▸ **DO THIS**
Transcribe all records exactly.

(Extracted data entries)
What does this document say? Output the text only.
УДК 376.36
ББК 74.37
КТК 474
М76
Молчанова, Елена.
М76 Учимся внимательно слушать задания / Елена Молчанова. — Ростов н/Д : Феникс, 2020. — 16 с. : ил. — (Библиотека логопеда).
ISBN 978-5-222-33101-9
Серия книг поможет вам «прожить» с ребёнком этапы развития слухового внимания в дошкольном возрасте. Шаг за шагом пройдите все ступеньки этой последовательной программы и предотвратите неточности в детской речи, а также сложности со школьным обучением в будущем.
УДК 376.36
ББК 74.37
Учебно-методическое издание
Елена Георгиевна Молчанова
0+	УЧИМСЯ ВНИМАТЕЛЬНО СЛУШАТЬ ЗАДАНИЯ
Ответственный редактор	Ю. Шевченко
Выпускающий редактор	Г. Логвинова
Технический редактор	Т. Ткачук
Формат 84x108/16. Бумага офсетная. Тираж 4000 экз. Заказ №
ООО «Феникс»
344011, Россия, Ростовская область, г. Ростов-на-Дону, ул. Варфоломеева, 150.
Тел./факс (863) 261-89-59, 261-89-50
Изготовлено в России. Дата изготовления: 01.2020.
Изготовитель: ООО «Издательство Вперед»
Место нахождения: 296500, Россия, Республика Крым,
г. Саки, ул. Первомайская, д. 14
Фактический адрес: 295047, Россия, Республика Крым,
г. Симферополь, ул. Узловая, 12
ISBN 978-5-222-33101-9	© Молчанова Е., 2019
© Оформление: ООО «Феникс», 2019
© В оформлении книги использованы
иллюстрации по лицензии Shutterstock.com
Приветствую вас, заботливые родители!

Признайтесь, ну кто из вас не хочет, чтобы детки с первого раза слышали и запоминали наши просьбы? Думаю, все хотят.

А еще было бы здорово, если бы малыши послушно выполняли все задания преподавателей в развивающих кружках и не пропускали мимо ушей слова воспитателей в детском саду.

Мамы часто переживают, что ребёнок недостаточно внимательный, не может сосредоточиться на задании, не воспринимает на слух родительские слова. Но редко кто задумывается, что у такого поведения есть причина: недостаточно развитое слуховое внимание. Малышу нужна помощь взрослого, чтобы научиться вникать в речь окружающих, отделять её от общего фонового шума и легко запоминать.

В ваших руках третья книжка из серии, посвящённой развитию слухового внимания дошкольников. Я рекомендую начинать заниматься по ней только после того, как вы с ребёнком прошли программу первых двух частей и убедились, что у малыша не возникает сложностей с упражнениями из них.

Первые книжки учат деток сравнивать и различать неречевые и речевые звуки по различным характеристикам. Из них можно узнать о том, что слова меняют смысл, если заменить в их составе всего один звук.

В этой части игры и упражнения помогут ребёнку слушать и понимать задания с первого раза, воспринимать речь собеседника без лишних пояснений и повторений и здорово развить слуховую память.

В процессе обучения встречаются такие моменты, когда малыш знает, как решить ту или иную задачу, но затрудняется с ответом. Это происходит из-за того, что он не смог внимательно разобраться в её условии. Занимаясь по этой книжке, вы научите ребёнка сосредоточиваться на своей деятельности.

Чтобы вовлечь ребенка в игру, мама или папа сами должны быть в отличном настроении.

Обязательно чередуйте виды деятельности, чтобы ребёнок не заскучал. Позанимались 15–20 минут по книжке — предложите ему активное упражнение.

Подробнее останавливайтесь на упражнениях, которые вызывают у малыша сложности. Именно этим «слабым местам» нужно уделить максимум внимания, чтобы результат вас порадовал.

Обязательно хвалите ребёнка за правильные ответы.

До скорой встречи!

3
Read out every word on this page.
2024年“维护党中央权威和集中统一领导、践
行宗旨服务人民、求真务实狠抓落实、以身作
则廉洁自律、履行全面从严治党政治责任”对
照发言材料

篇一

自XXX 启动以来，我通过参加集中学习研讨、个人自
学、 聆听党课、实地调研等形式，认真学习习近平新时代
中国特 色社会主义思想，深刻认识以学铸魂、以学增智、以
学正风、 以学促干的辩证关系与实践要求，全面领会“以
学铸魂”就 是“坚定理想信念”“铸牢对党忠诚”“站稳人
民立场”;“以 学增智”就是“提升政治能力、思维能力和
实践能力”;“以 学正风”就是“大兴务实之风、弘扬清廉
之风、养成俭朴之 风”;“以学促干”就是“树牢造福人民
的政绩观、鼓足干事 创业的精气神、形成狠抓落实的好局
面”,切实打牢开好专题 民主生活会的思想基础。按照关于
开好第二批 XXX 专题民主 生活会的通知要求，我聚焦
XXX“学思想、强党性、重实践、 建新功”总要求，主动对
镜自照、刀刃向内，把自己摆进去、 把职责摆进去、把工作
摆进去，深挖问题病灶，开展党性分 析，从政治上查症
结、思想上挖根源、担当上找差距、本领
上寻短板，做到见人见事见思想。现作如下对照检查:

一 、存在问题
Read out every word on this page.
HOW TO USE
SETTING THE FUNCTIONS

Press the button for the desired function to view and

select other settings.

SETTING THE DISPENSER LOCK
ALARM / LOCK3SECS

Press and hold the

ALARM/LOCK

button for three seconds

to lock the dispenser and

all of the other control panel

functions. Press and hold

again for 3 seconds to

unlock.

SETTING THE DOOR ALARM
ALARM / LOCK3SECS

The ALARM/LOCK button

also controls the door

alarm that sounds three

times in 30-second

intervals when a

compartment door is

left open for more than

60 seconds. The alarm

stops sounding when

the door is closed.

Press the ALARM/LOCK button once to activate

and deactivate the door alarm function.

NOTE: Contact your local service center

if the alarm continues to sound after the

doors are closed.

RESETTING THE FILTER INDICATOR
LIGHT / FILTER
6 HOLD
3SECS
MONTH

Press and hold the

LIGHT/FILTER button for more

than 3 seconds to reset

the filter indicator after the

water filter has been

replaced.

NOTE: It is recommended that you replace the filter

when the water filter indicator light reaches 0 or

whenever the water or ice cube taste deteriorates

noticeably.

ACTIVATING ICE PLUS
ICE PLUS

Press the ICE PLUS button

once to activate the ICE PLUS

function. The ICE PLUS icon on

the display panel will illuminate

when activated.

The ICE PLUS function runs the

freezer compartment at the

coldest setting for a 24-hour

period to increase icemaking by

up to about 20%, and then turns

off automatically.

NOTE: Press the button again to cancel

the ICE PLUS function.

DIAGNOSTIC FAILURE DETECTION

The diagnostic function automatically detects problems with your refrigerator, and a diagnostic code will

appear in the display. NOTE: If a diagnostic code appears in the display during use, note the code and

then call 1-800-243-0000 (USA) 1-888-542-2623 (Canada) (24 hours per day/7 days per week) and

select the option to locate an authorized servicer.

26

▸ **OUTPUT BELOW**
What does this document say? Output the text only.
УДК 376.36
ББК 74.37
КТК 474
М76
Молчанова, Елена.
М76 Учимся внимательно слушать задания / Елена Молчанова. — Ростов н/Д : Феникс, 2020. — 16 с. : ил. — (Библиотека логопеда).
ISBN 978-5-222-33101-9
Серия книг поможет вам «прожить» с ребёнком этапы развития слухового внимания в дошкольном возрасте. Шаг за шагом пройдите все ступеньки этой последовательной программы и предотвратите неточности в детской речи, а также сложности со школьным обучением в будущем.
УДК 376.36
ББК 74.37
Учебно-методическое издание
Елена Георгиевна Молчанова
0+	УЧИМСЯ ВНИМАТЕЛЬНО СЛУШАТЬ ЗАДАНИЯ
Ответственный редактор	Ю. Шевченко
Выпускающий редактор	Г. Логвинова
Технический редактор	Т. Ткачук
Формат 84x108/16. Бумага офсетная. Тираж 4000 экз. Заказ №
ООО «Феникс»
344011, Россия, Ростовская область, г. Ростов-на-Дону, ул. Варфоломеева, 150.
Тел./факс (863) 261-89-59, 261-89-50
Изготовлено в России. Дата изготовления: 01.2020.
Изготовитель: ООО «Издательство Вперед»
Место нахождения: 296500, Россия, Республика Крым,
г. Саки, ул. Первомайская, д. 14
Фактический адрес: 295047, Россия, Республика Крым,
г. Симферополь, ул. Узловая, 12
ISBN 978-5-222-33101-9	© Молчанова Е., 2019
© Оформление: ООО «Феникс», 2019
© В оформлении книги использованы
иллюстрации по лицензии Shutterstock.com
Приветствую вас, заботливые родители!

Признайтесь, ну кто из вас не хочет, чтобы детки с первого раза слышали и запоминали наши просьбы? Думаю, все хотят.

А еще было бы здорово, если бы малыши послушно выполняли все задания преподавателей в развивающих кружках и не пропускали мимо ушей слова воспитателей в детском саду.

Мамы часто переживают, что ребёнок недостаточно внимательный, не может сосредоточиться на задании, не воспринимает на слух родительские слова. Но редко кто задумывается, что у такого поведения есть причина: недостаточно развитое слуховое внимание. Малышу нужна помощь взрослого, чтобы научиться вникать в речь окружающих, отделять её от общего фонового шума и легко запоминать.

В ваших руках третья книжка из серии, посвящённой развитию слухового внимания дошкольников. Я рекомендую начинать заниматься по ней только после того, как вы с ребёнком прошли программу первых двух частей и убедились, что у малыша не возникает сложностей с упражнениями из них.

Первые книжки учат деток сравнивать и различать неречевые и речевые звуки по различным характеристикам. Из них можно узнать о том, что слова меняют смысл, если заменить в их составе всего один звук.

В этой части игры и упражнения помогут ребёнку слушать и понимать задания с первого раза, воспринимать речь собеседника без лишних пояснений и повторений и здорово развить слуховую память.

В процессе обучения встречаются такие моменты, когда малыш знает, как решить ту или иную задачу, но затрудняется с ответом. Это происходит из-за того, что он не смог внимательно разобраться в её условии. Занимаясь по этой книжке, вы научите ребёнка сосредоточиваться на своей деятельности.

Чтобы вовлечь ребенка в игру, мама или папа сами должны быть в отличном настроении.

Обязательно чередуйте виды деятельности, чтобы ребёнок не заскучал. Позанимались 15–20 минут по книжке — предложите ему активное упражнение.

Подробнее останавливайтесь на упражнениях, которые вызывают у малыша сложности. Именно этим «слабым местам» нужно уделить максимум внимания, чтобы результат вас порадовал.

Обязательно хвалите ребёнка за правильные ответы.

До скорой встречи!

3
Read out every word on this page.
2024年“维护党中央权威和集中统一领导、践
行宗旨服务人民、求真务实狠抓落实、以身作
则廉洁自律、履行全面从严治党政治责任”对
照发言材料

篇一

自XXX 启动以来，我通过参加集中学习研讨、个人自
学、 聆听党课、实地调研等形式，认真学习习近平新时代
中国特 色社会主义思想，深刻认识以学铸魂、以学增智、以
学正风、 以学促干的辩证关系与实践要求，全面领会“以
学铸魂”就 是“坚定理想信念”“铸牢对党忠诚”“站稳人
民立场”;“以 学增智”就是“提升政治能力、思维能力和
实践能力”;“以 学正风”就是“大兴务实之风、弘扬清廉
之风、养成俭朴之 风”;“以学促干”就是“树牢造福人民
的政绩观、鼓足干事 创业的精气神、形成狠抓落实的好局
面”,切实打牢开好专题 民主生活会的思想基础。按照关于
开好第二批 XXX 专题民主 生活会的通知要求，我聚焦
XXX“学思想、强党性、重实践、 建新功”总要求，主动对
镜自照、刀刃向内，把自己摆进去、 把职责摆进去、把工作
摆进去，深挖问题病灶，开展党性分 析，从政治上查症
结、思想上挖根源、担当上找差距、本领
上寻短板，做到见人见事见思想。现作如下对照检查:

一 、存在问题
Read out every word on this page.
HOW TO USE
SETTING THE FUNCTIONS

Press the button for the desired function to view and

select other settings.

SETTING THE DISPENSER LOCK
ALARM / LOCK3SECS

Press and hold the

ALARM/LOCK

button for three seconds

to lock the dispenser and

all of the other control panel

functions. Press and hold

again for 3 seconds to

unlock.

SETTING THE DOOR ALARM
ALARM / LOCK3SECS

The ALARM/LOCK button

also controls the door

alarm that sounds three

times in 30-second

intervals when a

compartment door is

left open for more than

60 seconds. The alarm

stops sounding when

the door is closed.

Press the ALARM/LOCK button once to activate

and deactivate the door alarm function.

NOTE: Contact your local service center

if the alarm continues to sound after the

doors are closed.

RESETTING THE FILTER INDICATOR
LIGHT / FILTER
6 HOLD
3SECS
MONTH

Press and hold the

LIGHT/FILTER button for more

than 3 seconds to reset

the filter indicator after the

water filter has been

replaced.

NOTE: It is recommended that you replace the filter

when the water filter indicator light reaches 0 or

whenever the water or ice cube taste deteriorates

noticeably.

ACTIVATING ICE PLUS
ICE PLUS

Press the ICE PLUS button

once to activate the ICE PLUS

function. The ICE PLUS icon on

the display panel will illuminate

when activated.

The ICE PLUS function runs the

freezer compartment at the

coldest setting for a 24-hour

period to increase icemaking by

up to about 20%, and then turns

off automatically.

NOTE: Press the button again to cancel

the ICE PLUS function.

DIAGNOSTIC FAILURE DETECTION

The diagnostic function automatically detects problems with your refrigerator, and a diagnostic code will

appear in the display. NOTE: If a diagnostic code appears in the display during use, note the code and

then call 1-800-243-0000 (USA) 1-888-542-2623 (Canada) (24 hours per day/7 days per week) and

select the option to locate an authorized servicer.

26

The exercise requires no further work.